**Directions:**
Check every line below for the word "wear" and copy the ones that have it.

**Source records:**

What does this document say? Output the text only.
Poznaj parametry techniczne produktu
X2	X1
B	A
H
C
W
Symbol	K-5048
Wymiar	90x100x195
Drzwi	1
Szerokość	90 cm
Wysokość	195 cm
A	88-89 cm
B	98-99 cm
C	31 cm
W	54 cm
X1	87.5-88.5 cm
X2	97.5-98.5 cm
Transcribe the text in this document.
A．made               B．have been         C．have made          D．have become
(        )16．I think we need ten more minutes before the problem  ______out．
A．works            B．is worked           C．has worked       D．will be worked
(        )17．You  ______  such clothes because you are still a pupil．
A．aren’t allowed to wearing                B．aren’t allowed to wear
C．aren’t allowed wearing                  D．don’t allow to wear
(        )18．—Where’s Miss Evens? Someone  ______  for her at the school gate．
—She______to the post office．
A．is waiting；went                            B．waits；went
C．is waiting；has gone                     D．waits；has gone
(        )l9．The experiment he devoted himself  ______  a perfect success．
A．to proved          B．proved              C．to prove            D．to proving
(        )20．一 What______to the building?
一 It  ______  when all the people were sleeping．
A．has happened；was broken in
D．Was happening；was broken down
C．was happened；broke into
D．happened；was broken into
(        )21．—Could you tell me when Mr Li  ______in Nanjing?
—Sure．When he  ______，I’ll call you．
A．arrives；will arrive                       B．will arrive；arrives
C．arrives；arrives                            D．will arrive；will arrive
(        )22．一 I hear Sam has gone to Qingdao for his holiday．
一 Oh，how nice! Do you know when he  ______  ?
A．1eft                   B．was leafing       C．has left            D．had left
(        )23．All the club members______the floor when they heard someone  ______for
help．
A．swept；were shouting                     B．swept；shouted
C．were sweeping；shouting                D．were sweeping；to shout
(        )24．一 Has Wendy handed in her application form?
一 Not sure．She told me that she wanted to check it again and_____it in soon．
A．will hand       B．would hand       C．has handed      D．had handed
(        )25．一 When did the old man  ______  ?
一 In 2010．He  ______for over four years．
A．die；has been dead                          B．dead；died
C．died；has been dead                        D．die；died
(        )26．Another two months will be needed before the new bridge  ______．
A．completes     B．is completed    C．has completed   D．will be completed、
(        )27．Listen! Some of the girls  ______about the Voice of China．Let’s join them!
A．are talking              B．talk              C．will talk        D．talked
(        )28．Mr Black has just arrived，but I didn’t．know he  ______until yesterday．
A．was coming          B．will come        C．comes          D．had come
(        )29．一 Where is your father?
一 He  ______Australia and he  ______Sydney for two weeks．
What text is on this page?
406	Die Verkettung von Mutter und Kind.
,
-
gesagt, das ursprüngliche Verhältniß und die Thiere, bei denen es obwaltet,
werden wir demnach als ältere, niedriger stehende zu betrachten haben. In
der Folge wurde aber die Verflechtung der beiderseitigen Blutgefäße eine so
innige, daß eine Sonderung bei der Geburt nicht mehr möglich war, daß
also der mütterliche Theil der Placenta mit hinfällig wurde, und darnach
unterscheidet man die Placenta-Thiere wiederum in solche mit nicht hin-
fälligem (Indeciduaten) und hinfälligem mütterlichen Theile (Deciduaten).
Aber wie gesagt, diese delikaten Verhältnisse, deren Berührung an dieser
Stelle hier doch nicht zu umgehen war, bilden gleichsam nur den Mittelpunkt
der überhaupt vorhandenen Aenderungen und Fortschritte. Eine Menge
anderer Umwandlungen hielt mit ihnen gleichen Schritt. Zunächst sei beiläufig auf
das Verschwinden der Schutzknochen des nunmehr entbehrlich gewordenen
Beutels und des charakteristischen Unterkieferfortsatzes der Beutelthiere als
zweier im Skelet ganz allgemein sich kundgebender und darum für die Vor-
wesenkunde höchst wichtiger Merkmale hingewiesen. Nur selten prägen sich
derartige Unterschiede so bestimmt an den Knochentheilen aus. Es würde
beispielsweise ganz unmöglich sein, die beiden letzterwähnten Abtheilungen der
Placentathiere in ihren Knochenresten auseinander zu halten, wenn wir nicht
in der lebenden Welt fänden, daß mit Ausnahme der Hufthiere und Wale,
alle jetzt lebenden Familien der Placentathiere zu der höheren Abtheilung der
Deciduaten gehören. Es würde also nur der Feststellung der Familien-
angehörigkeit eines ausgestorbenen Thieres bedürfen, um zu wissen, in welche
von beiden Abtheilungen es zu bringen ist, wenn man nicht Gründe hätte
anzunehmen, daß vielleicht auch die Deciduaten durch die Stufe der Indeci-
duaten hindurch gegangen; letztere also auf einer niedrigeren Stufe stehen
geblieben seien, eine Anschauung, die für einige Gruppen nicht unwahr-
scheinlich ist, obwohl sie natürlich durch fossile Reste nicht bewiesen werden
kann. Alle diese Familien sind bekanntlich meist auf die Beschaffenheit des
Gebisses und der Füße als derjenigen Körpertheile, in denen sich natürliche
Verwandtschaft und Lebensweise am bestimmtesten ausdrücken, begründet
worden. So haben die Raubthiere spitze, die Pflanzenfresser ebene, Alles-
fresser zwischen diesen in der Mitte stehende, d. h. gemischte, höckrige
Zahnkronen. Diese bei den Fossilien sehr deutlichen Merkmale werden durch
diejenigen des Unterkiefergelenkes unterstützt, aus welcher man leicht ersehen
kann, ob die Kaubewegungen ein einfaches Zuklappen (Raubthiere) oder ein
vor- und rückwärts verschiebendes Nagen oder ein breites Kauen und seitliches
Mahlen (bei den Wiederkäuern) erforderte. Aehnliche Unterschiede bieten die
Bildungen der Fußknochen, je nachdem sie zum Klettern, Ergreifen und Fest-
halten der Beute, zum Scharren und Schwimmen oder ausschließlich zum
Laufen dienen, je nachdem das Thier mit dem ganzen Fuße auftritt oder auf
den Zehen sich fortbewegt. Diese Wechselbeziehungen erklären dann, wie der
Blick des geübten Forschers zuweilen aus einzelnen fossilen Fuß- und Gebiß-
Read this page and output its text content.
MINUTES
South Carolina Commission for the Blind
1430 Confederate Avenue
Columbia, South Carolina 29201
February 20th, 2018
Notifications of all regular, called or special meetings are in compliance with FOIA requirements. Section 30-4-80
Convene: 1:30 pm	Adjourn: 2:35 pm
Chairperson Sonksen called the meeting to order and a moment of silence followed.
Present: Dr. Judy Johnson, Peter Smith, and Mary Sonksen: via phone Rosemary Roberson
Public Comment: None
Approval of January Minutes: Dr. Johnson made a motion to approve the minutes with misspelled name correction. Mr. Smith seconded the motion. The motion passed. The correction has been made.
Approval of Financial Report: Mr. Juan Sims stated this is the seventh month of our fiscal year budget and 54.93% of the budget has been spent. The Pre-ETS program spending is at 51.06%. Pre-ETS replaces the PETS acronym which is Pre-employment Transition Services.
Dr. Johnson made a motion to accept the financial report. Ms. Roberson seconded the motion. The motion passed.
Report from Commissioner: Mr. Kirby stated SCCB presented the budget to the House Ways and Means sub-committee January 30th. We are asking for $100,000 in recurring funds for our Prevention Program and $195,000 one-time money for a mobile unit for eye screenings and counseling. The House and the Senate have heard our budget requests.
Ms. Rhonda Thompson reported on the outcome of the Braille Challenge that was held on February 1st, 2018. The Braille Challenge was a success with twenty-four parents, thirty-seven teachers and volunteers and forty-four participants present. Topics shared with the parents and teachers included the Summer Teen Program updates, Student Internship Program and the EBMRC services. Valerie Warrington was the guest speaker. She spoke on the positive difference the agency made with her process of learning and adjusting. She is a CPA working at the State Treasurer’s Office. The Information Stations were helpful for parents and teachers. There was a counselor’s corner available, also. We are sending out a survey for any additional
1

**Worked solution:**
A．aren’t allowed to wearing                B．aren’t allowed to wear
C．aren’t allowed wearing                  D．don’t allow to wear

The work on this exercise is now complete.